— 題目 —
接續下方介紹 Greenplum 5.9.0 基本用法的文章，從其最後一句之後續寫。

— 閱讀文本 —
########################################
Greenplum5.9.0簡單使用

阿新 • • 發佈：2018-12-16

一、環境準備

GP叢集環境情況如下圖所示，master實現容錯，配置standby master。兩個節點為segment節點，其中每個幾點配置兩個segment，未配置mirror segment。

二、使用案例

2.1登入資料庫

登入Greenplum資料庫，預設的資料庫為postgres

[[email protected] ~]$ psql -d testDB

psql (8.2.15)

Type "help" for help.

testDB=#

2.2建立資料庫

testDB=# create database mydb;

CREATE DATABASE

2.3建立表

Greenplum中建立表語句與普通的資料庫的建表語句區別不大，不同之處主要包括以下幾點：

在greenplum中建表時需要指定表的分佈鍵（DISTRIBUTED BY）。
如果表需要用某個欄位分割槽，可以使用PARTITION BY將表建成分割槽表。
使用like操作建立一樣表結構的表。

Greenplum有兩種資料分佈策略：

Hash分佈。通過hash值路由到特定的Segment，語法為DISTRIBUTED BY（..），如果不指定分佈鍵，則預設第一個欄位為分佈鍵。
隨機分佈。也叫平均分佈，在執行關聯等操作時效能較差，語法為Distributed randomly

以下兩種方式結果一樣，都是以id作為分佈鍵。

testDB=# create table test1(id int,name varchar(128));

NOTICE: Table doesn't have 'DISTRIBUTED BY' clause -- Using column named 'id' as the Greenplum Database data distribution key for this table.

HINT: The 'DISTRIBUTED BY' clause determines the distribution of data. Make sure column(s) chosen are the optimal data distribution key to minimize skew.

CREATE TABLE

testDB=# create table test2(id int,name varchar(128)) distributed by (id);

CREATE TABLE

描述表資訊

testDB=# \d test1

Table "public.test1"

Column | Type | Modifiers

--------+------------------------+-----------

id | integer |

name | character varying(128) |

Distributed by: (id)
########################################
— 所附資料 —
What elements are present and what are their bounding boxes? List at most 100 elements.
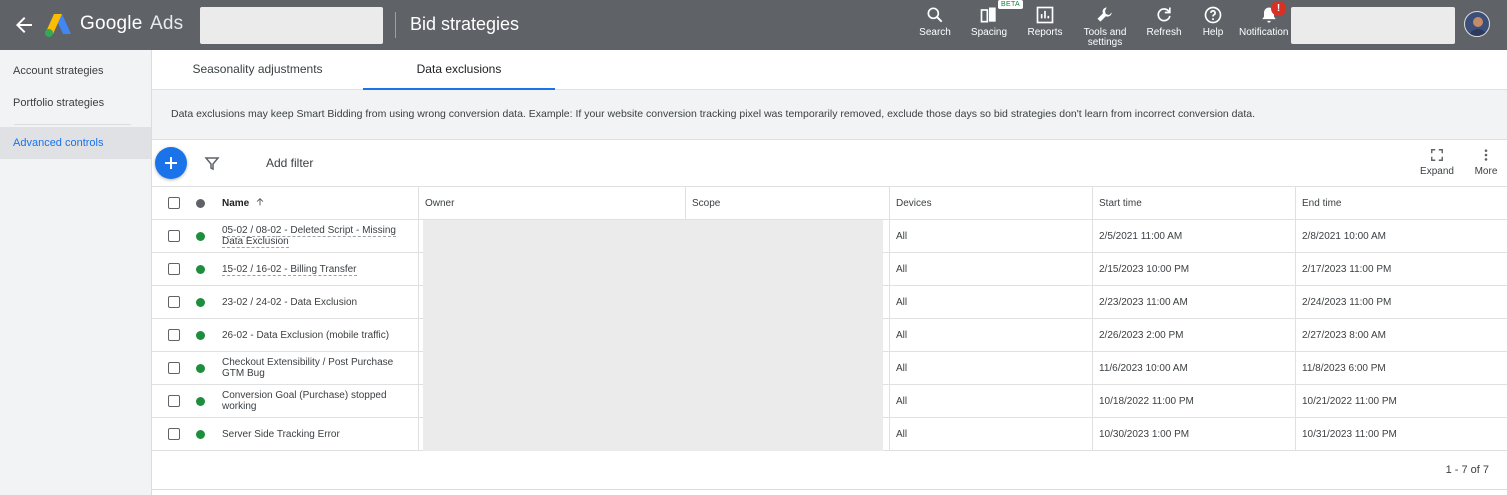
column-header-start-time[interactable]: Start time [1099,187,1142,220]
status-enabled-icon [196,397,205,406]
plus-icon [165,157,177,169]
search-button[interactable]: Search [917,4,953,38]
end-time-cell: 2/24/2023 11:00 PM [1302,297,1392,308]
column-header-end-time[interactable]: End time [1302,187,1341,220]
exclusion-name-link[interactable]: 05-02 / 08-02 - Deleted Script - Missing… [222,225,417,248]
start-time-cell: 2/5/2021 11:00 AM [1099,231,1183,242]
notification-badge: ! [1271,1,1286,16]
reports-button[interactable]: Reports [1025,4,1065,38]
tab-seasonality-adjustments[interactable]: Seasonality adjustments [152,50,363,90]
tab-bar: Seasonality adjustments Data exclusions [152,50,1507,90]
brand-google: Google [80,13,143,34]
avatar-icon [1469,17,1487,36]
sidebar-item-account-strategies[interactable]: Account strategies [0,55,151,87]
exclusion-name: 26-02 - Data Exclusion (mobile traffic) [222,330,390,341]
account-selector-redacted[interactable] [200,7,383,44]
end-time-cell: 10/21/2022 11:00 PM [1302,396,1397,407]
select-all-checkbox[interactable] [168,197,180,209]
notifications-label: Notification [1239,27,1289,38]
owner-scope-redacted [423,220,883,451]
devices-cell: All [896,363,908,374]
status-enabled-icon [196,232,205,241]
beta-badge: BETA [998,0,1023,9]
row-checkbox[interactable] [168,296,180,308]
column-header-devices[interactable]: Devices [896,187,932,220]
table-header: Name Owner Scope Devices Start time End … [152,187,1507,220]
expand-button[interactable]: Expand [1417,148,1457,177]
exclusion-name-link[interactable]: Server Side Tracking Error [222,429,417,440]
devices-cell: All [896,396,908,407]
column-header-scope[interactable]: Scope [692,187,720,220]
sidebar-item-advanced-controls[interactable]: Advanced controls [0,127,151,159]
exclusion-name-link[interactable]: 15-02 / 16-02 - Billing Transfer [222,264,417,276]
more-vert-icon [1484,149,1488,161]
search-label: Search [919,27,951,38]
filter-icon[interactable] [204,155,220,171]
search-icon [927,7,943,23]
sidebar-item-portfolio-strategies[interactable]: Portfolio strategies [0,87,151,119]
row-checkbox[interactable] [168,428,180,440]
row-checkbox[interactable] [168,230,180,242]
refresh-icon [1157,7,1171,22]
exclusion-name: 23-02 / 24-02 - Data Exclusion [222,297,358,308]
page-title: Bid strategies [410,14,520,34]
row-checkbox[interactable] [168,395,180,407]
row-checkbox[interactable] [168,362,180,374]
exclusion-name: Checkout Extensibility / Post Purchase G… [222,357,394,379]
devices-cell: All [896,297,908,308]
exclusion-name-link[interactable]: Conversion Goal (Purchase) stopped worki… [222,390,392,412]
row-checkbox[interactable] [168,263,180,275]
exclusion-name-link[interactable]: 23-02 / 24-02 - Data Exclusion [222,297,417,308]
column-header-name[interactable]: Name [222,187,265,220]
add-exclusion-button[interactable] [155,147,187,179]
status-enabled-icon [196,364,205,373]
nav-divider [14,124,131,125]
refresh-label: Refresh [1146,27,1182,38]
avatar[interactable] [1464,11,1490,37]
left-nav: Account strategies Portfolio strategies … [0,50,152,495]
tools-settings-button[interactable]: Tools and settings [1080,4,1130,48]
end-time-cell: 2/17/2023 11:00 PM [1302,264,1392,275]
row-checkbox[interactable] [168,329,180,341]
customer-id-redacted [1291,7,1455,44]
spacing-button[interactable]: Spacing [969,4,1009,38]
status-enabled-icon [196,265,205,274]
status-enabled-icon [196,331,205,340]
add-filter-button[interactable]: Add filter [266,156,313,170]
start-time-cell: 10/30/2023 1:00 PM [1099,429,1190,440]
tab-data-exclusions[interactable]: Data exclusions [363,50,555,90]
status-enabled-icon [196,430,205,439]
reports-label: Reports [1027,27,1063,38]
end-time-cell: 10/31/2023 11:00 PM [1302,429,1397,440]
devices-cell: All [896,429,908,440]
exclusion-name-link[interactable]: 26-02 - Data Exclusion (mobile traffic) [222,330,417,341]
start-time-cell: 2/26/2023 2:00 PM [1099,330,1184,341]
brand-ads: Ads [149,13,184,34]
table-footer: 1 - 7 of 7 [152,451,1507,490]
refresh-button[interactable]: Refresh [1143,4,1185,38]
more-button[interactable]: More [1470,148,1502,177]
more-label: More [1474,166,1498,177]
help-label: Help [1202,27,1224,38]
help-button[interactable]: Help [1198,4,1228,38]
main-content: Seasonality adjustments Data exclusions … [152,50,1507,495]
start-time-cell: 10/18/2022 11:00 PM [1099,396,1194,407]
spacing-icon [980,7,996,23]
back-arrow-icon[interactable] [12,13,36,37]
exclusion-name-link[interactable]: Checkout Extensibility / Post Purchase G… [222,357,417,379]
column-separator [685,187,686,220]
tools-label-2: settings [1087,37,1123,48]
expand-label: Expand [1420,166,1454,177]
end-time-cell: 2/27/2023 8:00 AM [1302,330,1386,341]
brand-name: Google Ads [80,13,183,35]
wrench-icon [1097,7,1112,22]
status-header-icon [196,199,205,208]
table-toolbar: Add filter Expand More [152,140,1507,187]
google-ads-logo-icon [45,14,71,37]
column-header-owner[interactable]: Owner [425,187,454,220]
exclusion-name: 05-02 / 08-02 - Deleted Script - Missing… [222,225,396,248]
start-time-cell: 2/15/2023 10:00 PM [1099,264,1190,275]
devices-cell: All [896,231,908,242]
end-time-cell: 11/8/2023 6:00 PM [1302,363,1386,374]
info-banner: Data exclusions may keep Smart Bidding f… [152,90,1507,140]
########################################
— 作答 —
下面的建立表語句採用了隨機分佈的方式

testDB=# create table test3(id int,name varchar(128)) distributed randomly;

CREATE TABLE

使用like建立表

testDB=# create table test3_like(like test3);

NOTICE: Table doesn't have 'distributed by' clause, defaulting to distribution columns from LIKE table

CREATE TABLE

2.4顯示資料庫

testDB=# \l

List of databases

Name | Owner | Encoding | Access privileges

-----------+---------+----------+---------------------

mydb | gpadmin | UTF8 |

postgres | gpadmin | UTF8 |

template0 | gpadmin | UTF8 | =c/gpadmin

: gpadmin=CTc/gpadmin

template1 | gpadmin | UTF8 | =c/gpadmin

: gpadmin=CTc/gpadmin

testDB | gpadmin | UTF8 |

(5 rows)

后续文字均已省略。